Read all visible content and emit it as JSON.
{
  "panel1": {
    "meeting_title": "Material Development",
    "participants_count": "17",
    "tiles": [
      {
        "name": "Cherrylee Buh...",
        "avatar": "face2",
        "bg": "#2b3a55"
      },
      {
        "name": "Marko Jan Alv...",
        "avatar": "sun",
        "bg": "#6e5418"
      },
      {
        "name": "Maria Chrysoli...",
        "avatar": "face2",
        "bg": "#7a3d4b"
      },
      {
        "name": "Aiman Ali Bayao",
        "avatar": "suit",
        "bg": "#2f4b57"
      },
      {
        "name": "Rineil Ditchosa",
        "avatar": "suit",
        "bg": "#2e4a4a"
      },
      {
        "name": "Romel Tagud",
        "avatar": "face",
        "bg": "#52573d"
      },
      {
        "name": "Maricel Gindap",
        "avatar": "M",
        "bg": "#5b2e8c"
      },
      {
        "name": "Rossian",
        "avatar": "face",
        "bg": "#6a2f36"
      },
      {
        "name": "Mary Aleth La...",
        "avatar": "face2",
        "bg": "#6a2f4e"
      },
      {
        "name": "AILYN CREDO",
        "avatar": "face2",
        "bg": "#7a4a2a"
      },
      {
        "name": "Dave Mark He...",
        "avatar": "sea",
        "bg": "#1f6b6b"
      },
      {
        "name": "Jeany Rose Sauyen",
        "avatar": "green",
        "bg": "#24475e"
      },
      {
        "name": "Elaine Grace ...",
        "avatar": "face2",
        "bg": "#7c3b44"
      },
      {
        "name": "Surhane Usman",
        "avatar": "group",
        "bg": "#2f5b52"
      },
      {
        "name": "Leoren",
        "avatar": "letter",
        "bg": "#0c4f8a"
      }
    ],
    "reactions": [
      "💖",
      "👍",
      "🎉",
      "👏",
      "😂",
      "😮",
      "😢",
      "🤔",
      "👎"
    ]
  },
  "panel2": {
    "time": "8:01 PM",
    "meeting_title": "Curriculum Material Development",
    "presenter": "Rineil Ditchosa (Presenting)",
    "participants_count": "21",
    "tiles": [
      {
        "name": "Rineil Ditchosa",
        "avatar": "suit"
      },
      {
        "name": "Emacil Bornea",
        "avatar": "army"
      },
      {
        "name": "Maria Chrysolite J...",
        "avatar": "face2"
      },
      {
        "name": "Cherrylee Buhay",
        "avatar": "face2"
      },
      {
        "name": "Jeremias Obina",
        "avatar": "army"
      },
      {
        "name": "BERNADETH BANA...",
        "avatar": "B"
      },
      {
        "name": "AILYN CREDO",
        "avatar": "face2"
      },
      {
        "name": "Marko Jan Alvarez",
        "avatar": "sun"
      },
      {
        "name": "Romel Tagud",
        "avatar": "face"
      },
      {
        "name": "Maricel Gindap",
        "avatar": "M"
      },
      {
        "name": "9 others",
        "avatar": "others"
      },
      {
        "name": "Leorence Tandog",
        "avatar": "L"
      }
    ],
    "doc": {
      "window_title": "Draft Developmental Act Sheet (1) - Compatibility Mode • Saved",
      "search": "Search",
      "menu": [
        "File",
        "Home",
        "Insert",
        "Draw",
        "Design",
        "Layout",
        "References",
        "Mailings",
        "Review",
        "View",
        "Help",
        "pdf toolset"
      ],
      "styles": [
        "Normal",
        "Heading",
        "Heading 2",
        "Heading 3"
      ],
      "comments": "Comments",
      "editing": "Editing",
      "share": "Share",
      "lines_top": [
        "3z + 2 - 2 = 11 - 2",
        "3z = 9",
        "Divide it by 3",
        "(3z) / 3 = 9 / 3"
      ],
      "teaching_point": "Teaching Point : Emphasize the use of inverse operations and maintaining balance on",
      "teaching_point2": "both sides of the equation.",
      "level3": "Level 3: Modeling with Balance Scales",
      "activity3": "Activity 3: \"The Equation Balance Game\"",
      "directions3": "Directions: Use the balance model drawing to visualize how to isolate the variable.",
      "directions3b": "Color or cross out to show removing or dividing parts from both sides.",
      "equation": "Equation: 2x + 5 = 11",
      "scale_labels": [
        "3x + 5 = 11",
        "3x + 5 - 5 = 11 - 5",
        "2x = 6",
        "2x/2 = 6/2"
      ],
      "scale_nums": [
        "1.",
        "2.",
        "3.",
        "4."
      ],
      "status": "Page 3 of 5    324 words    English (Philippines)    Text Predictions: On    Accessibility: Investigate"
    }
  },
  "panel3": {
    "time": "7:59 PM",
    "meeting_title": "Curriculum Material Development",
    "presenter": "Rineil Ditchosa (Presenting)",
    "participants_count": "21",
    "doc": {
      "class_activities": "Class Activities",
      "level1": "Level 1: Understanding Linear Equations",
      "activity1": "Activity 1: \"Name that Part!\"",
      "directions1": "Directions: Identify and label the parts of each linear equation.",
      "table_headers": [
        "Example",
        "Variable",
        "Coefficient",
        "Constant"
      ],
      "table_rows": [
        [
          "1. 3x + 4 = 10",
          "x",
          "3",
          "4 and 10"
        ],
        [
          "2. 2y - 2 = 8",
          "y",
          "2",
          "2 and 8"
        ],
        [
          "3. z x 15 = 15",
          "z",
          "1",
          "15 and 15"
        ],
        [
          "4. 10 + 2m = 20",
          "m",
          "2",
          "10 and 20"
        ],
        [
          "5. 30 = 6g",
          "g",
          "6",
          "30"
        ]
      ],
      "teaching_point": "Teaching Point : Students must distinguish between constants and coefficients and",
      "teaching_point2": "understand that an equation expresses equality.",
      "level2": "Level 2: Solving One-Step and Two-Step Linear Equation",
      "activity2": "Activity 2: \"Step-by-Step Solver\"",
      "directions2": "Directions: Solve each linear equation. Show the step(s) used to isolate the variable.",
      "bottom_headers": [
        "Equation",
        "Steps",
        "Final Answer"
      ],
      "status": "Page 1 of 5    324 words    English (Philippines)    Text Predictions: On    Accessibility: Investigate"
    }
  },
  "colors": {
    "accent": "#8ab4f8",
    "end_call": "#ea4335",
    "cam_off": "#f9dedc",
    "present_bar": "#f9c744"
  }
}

...

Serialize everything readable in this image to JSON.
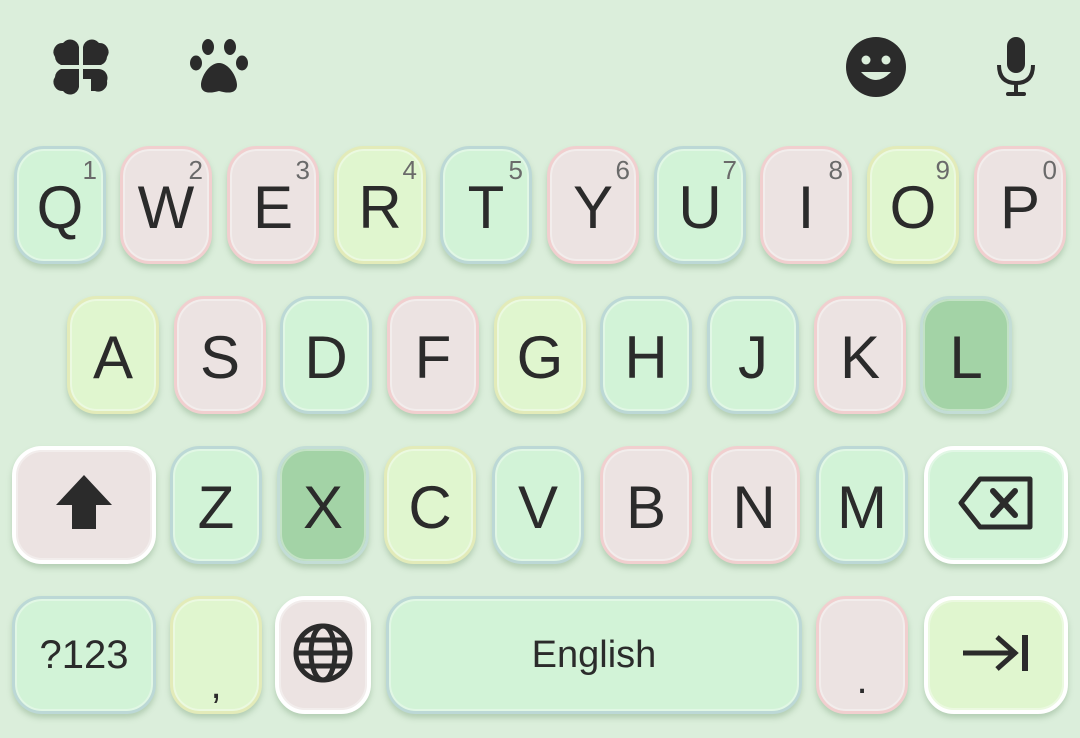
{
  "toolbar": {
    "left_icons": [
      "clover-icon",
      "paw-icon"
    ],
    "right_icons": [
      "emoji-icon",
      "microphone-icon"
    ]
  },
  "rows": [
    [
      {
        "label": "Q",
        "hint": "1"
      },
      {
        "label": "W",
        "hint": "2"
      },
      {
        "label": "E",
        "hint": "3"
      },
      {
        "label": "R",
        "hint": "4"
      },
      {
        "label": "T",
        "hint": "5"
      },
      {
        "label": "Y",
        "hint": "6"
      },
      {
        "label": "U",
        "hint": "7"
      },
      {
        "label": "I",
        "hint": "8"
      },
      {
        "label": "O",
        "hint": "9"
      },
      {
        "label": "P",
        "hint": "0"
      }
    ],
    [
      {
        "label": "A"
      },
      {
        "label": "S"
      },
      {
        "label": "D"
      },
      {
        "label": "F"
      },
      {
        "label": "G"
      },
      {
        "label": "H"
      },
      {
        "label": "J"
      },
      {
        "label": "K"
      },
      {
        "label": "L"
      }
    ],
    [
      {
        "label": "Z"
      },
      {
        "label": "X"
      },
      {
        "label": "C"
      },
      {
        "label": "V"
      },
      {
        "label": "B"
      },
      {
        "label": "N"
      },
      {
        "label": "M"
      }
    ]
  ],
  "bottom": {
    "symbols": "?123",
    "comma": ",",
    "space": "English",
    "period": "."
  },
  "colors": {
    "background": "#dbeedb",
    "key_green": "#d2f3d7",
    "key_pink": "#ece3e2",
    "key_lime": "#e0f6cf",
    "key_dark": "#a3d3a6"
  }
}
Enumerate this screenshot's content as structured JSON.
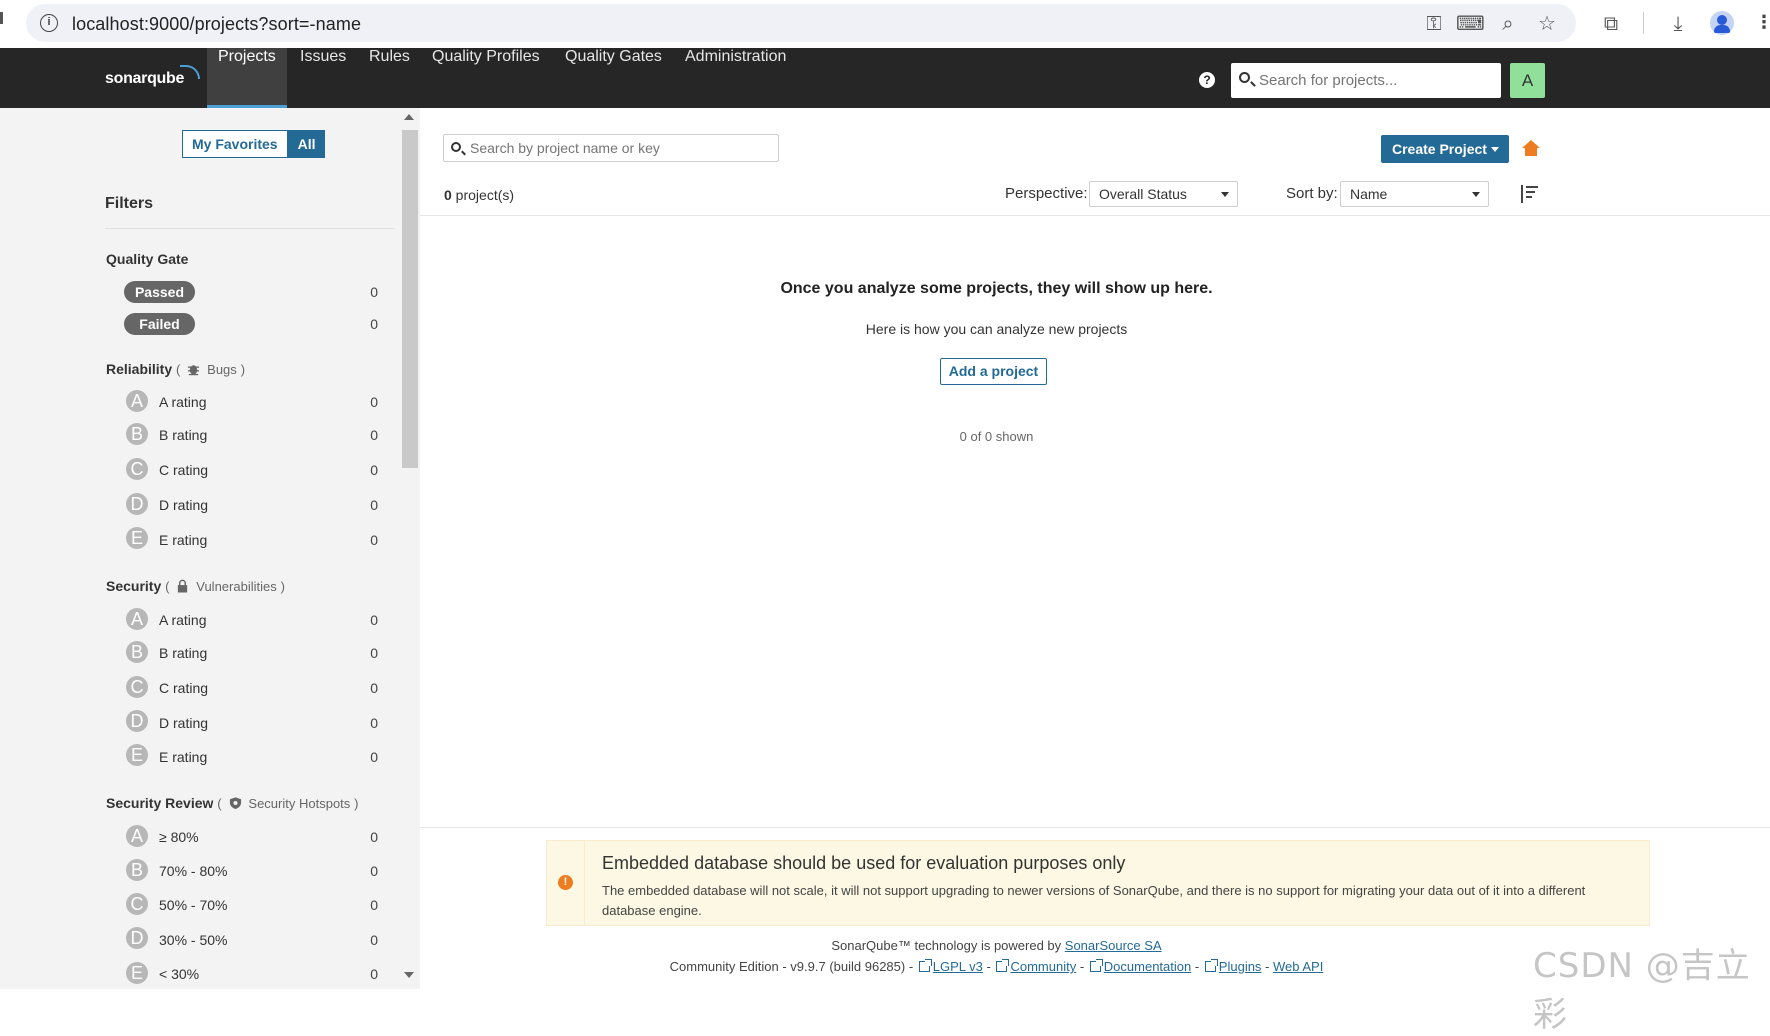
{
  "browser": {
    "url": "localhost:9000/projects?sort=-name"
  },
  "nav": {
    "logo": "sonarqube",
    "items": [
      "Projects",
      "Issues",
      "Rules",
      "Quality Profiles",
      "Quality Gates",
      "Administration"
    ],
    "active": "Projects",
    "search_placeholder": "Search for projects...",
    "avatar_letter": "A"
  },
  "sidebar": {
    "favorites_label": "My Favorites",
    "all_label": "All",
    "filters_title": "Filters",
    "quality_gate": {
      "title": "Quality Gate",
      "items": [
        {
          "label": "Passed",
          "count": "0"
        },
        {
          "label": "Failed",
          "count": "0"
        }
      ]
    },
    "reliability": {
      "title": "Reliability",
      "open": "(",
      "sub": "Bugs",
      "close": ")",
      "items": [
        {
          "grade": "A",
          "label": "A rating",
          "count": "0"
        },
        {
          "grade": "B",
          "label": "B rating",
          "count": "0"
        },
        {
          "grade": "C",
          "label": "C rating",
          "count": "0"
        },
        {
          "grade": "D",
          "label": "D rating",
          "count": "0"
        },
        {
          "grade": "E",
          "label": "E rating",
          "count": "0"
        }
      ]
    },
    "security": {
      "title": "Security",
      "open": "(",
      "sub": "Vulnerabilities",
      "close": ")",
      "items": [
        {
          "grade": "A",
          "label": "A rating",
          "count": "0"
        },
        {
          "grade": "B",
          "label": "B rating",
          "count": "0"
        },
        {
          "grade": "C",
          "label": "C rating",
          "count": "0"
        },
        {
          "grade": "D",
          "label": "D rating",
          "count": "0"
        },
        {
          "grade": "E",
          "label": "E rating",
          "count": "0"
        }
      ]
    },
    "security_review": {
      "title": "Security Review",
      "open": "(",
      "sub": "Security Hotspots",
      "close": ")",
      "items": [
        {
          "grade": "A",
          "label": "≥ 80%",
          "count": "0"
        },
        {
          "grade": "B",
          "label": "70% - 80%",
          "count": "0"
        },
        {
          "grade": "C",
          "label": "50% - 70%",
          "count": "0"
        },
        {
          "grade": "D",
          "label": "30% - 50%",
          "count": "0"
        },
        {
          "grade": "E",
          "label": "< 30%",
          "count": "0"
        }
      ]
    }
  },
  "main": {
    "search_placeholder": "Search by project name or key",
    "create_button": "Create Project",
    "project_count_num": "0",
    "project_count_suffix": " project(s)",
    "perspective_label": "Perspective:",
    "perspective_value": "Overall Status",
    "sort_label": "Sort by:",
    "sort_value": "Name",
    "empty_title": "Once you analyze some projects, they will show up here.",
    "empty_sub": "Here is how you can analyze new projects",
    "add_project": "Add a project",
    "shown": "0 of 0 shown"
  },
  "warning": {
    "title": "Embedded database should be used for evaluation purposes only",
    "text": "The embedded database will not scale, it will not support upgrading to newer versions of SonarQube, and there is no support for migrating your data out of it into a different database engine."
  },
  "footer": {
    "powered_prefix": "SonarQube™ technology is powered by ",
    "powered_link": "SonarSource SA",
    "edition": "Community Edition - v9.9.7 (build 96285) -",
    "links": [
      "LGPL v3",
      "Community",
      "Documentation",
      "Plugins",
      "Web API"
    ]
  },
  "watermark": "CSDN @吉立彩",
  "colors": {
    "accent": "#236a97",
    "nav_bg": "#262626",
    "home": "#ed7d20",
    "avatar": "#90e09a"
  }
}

What the task requires: Reproduce every line of the listing above in which the string "Community" appears.

Reply to the task:
    "edition": "Community Edition - v9.9.7 (build 96285) -",
      "Community",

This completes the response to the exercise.